MATERIAL FOR THIS TASK.
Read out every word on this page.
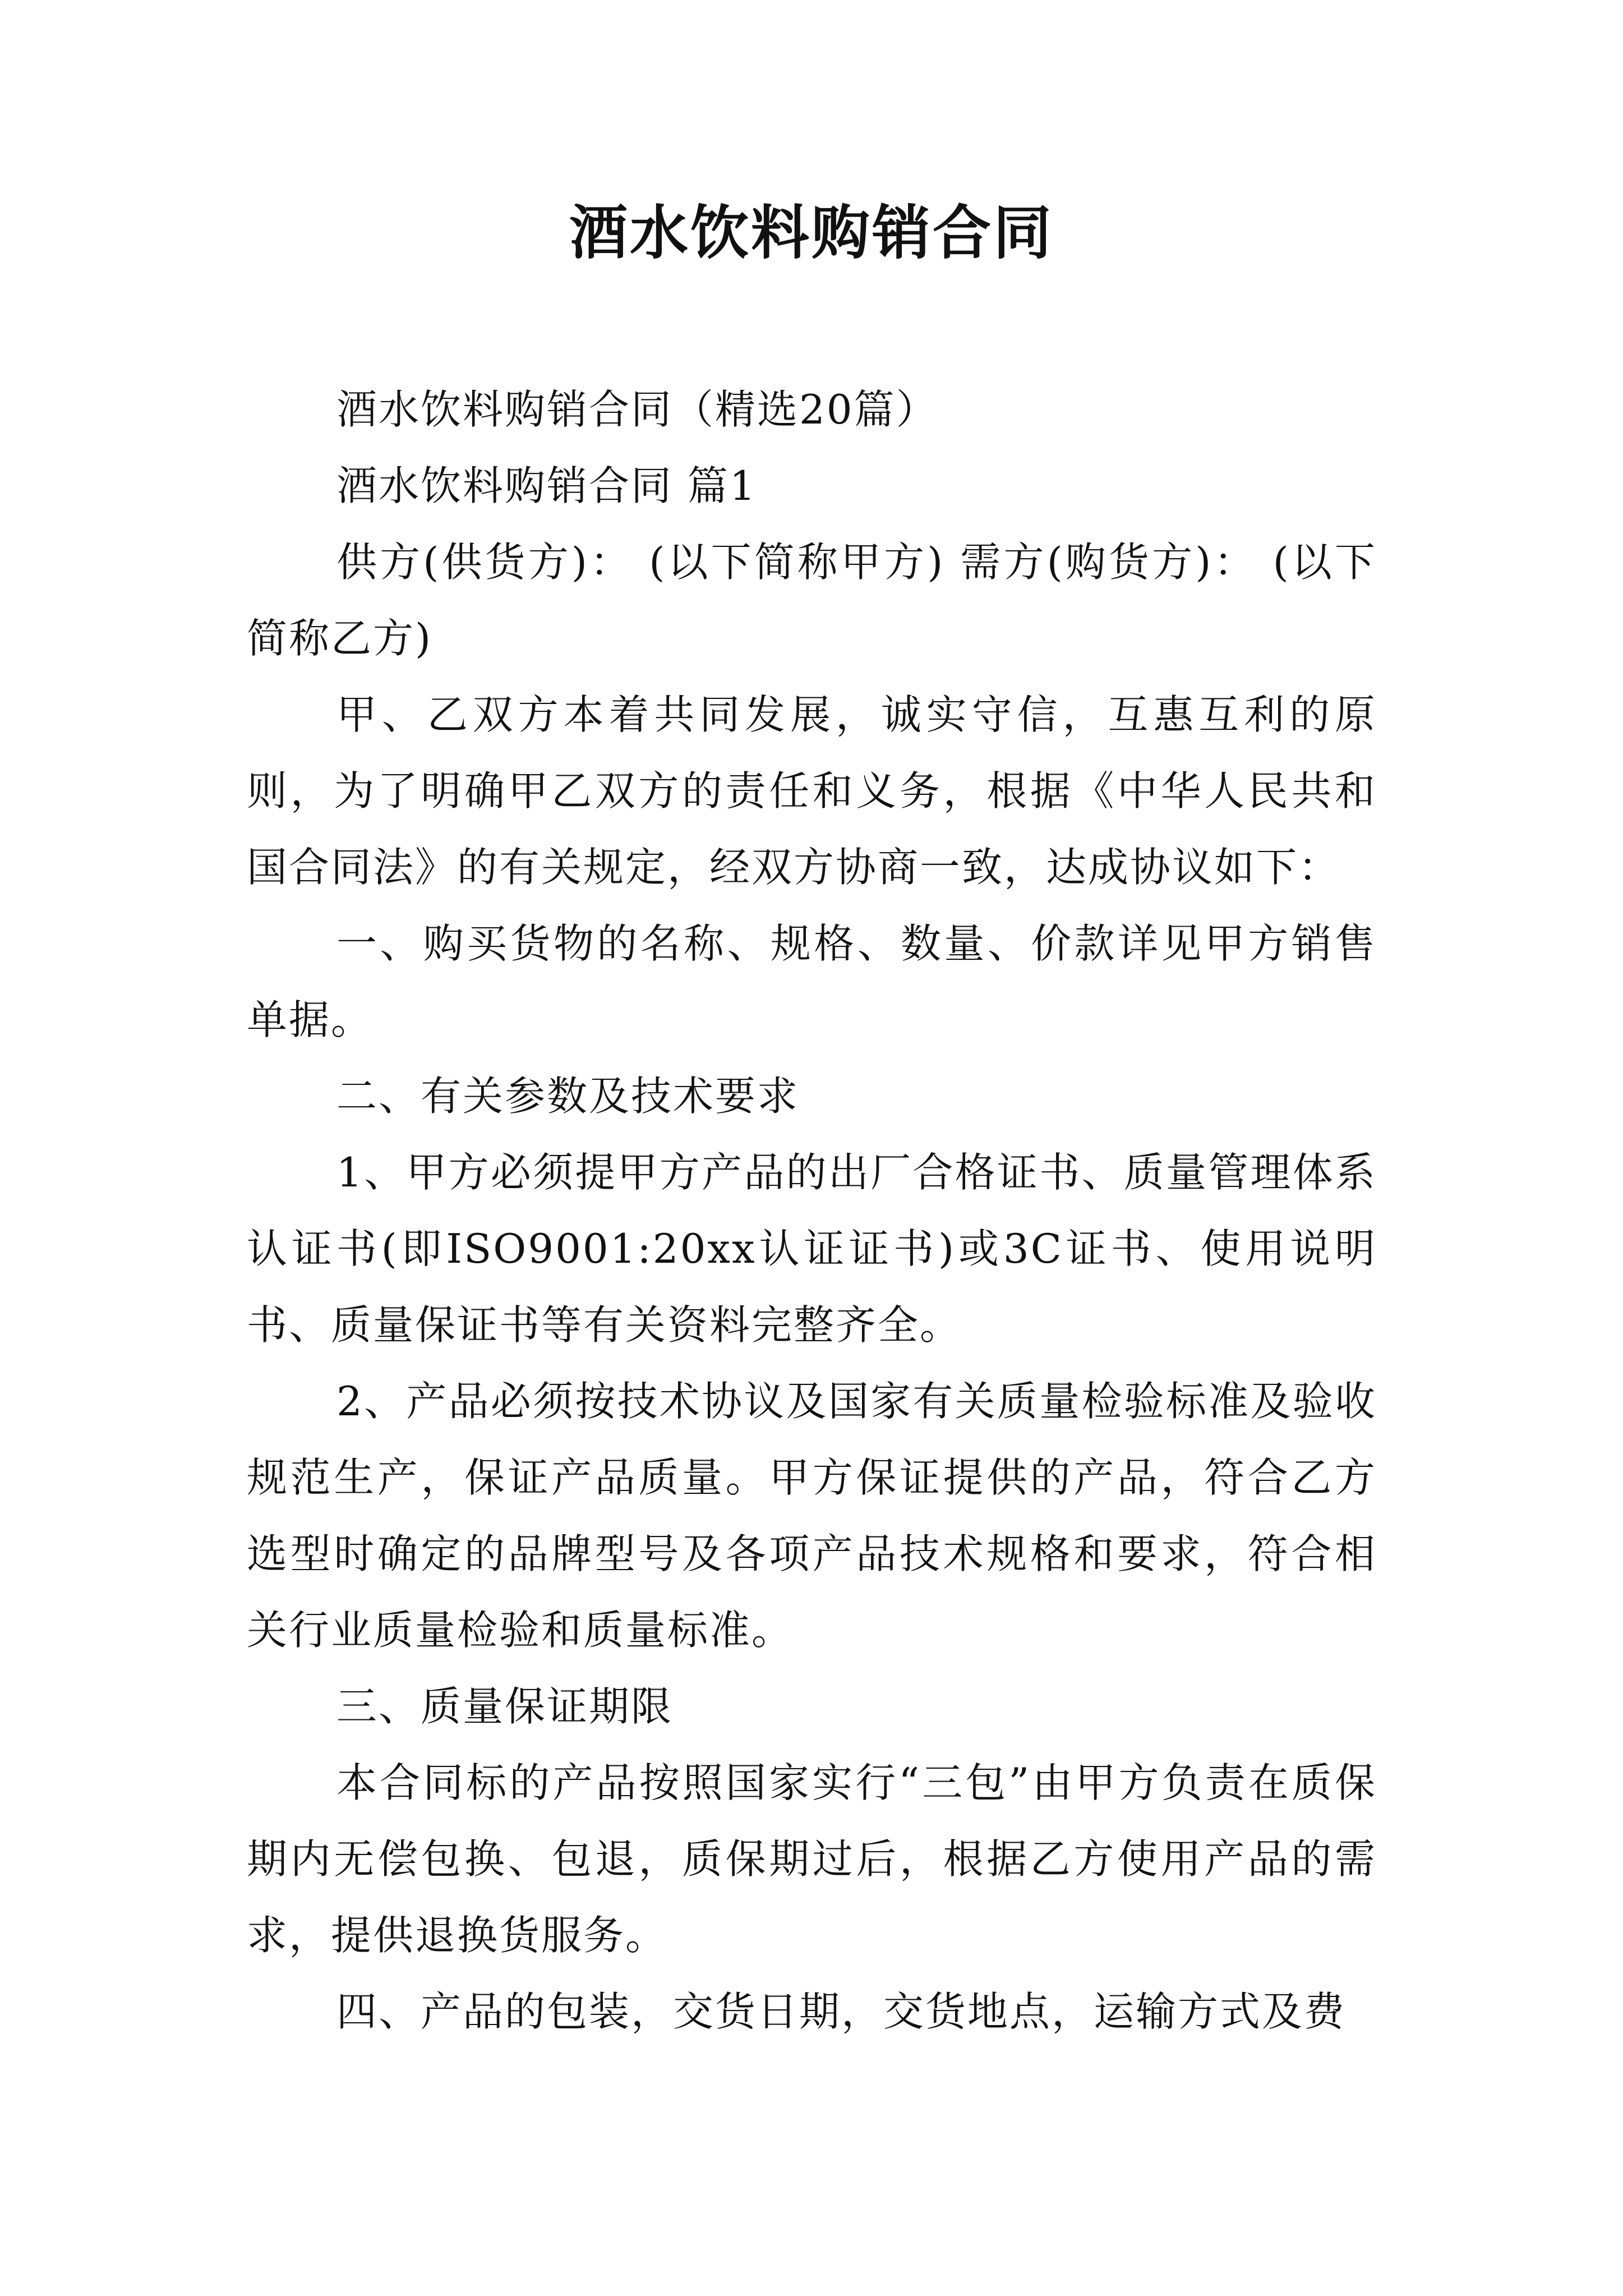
酒水饮料购销合同

酒水饮料购销合同（精选20篇）

酒水饮料购销合同 篇1

供方(供货方)： (以下简称甲方) 需方(购货方)： (以下简称乙方)

甲、乙双方本着共同发展，诚实守信，互惠互利的原则，为了明确甲乙双方的责任和义务，根据《中华人民共和国合同法》的有关规定，经双方协商一致，达成协议如下：

一、购买货物的名称、规格、数量、价款详见甲方销售单据。

二、有关参数及技术要求

1、甲方必须提甲方产品的出厂合格证书、质量管理体系认证书(即ISO9001:20xx认证证书)或3C证书、使用说明书、质量保证书等有关资料完整齐全。

2、产品必须按技术协议及国家有关质量检验标准及验收规范生产，保证产品质量。甲方保证提供的产品，符合乙方选型时确定的品牌型号及各项产品技术规格和要求，符合相关行业质量检验和质量标准。

三、质量保证期限

本合同标的产品按照国家实行“三包”由甲方负责在质保期内无偿包换、包退，质保期过后，根据乙方使用产品的需求，提供退换货服务。

四、产品的包装，交货日期，交货地点，运输方式及费
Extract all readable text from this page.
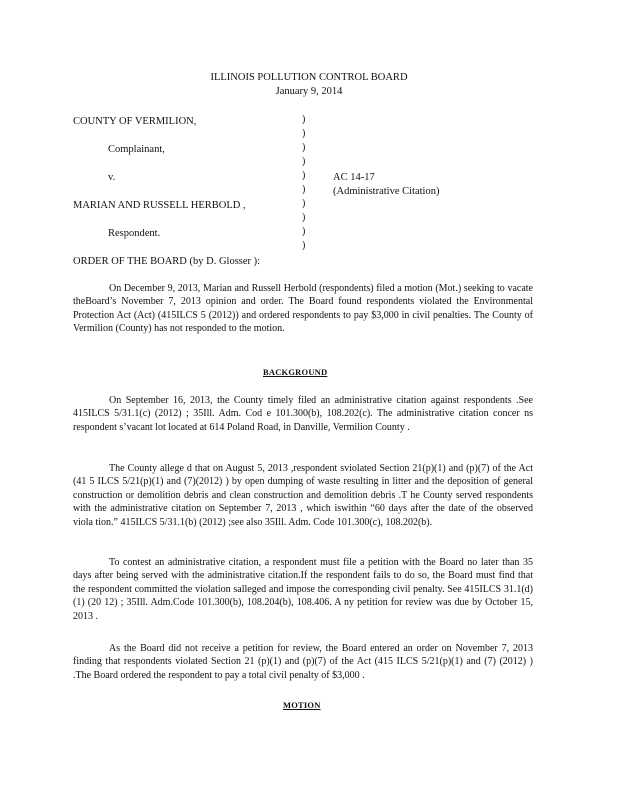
ILLINOIS POLLUTION CONTROL BOARD
January 9, 2014
COUNTY OF VERMILION,
Complainant,
v.
MARIAN AND RUSSELL HERBOLD ,
Respondent.
AC 14-17
(Administrative Citation)
)
)
)
)
)
)
)
)
)
)
ORDER OF THE BOARD (by D. Glosser ):
On December 9, 2013, Marian and Russell Herbold (respondents) filed a motion (Mot.) seeking to vacate theBoard’s November 7, 2013 opinion and order. The Board found respondents violated the Environmental Protection Act (Act) (415ILCS 5 (2012)) and ordered respondents to pay $3,000 in civil penalties. The County of Vermilion (County) has not responded to the motion.
BACKGROUND
On September 16, 2013, the County timely filed an administrative citation against respondents .See 415ILCS 5/31.1(c) (2012) ; 35Ill. Adm. Cod e 101.300(b), 108.202(c). The administrative citation concer ns respondent s’vacant lot located at 614 Poland Road, in Danville, Vermilion County .
The County allege d that on August 5, 2013 ,respondent sviolated Section 21(p)(1) and (p)(7) of the Act (41 5 ILCS 5/21(p)(1) and (7)(2012) ) by open dumping of waste resulting in litter and the deposition of general construction or demolition debris and clean construction and demolition debris .T he County served respondents with the administrative citation on September 7, 2013 , which iswithin “60 days after the date of the observed viola tion.” 415ILCS 5/31.1(b) (2012) ;see also 35Ill. Adm. Code 101.300(c), 108.202(b).
To contest an administrative citation, a respondent must file a petition with the Board no later than 35 days after being served with the administrative citation.If the respondent fails to do so, the Board must find that the respondent committed the violation salleged and impose the corresponding civil penalty. See 415ILCS 31.1(d)(1) (20 12) ; 35Ill. Adm.Code 101.300(b), 108.204(b), 108.406. A ny petition for review was due by October 15, 2013 .
As the Board did not receive a petition for review, the Board entered an order on November 7, 2013 finding that respondents violated Section 21 (p)(1) and (p)(7) of the Act (415 ILCS 5/21(p)(1) and (7) (2012) ) .The Board ordered the respondent to pay a total civil penalty of $3,000 .
MOTION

WHAT NEEDS TO BE DONE. Count the lines of the data that contain the string "Code", and reply with that number alone.

SOLUTION FOR THIS TASK. 2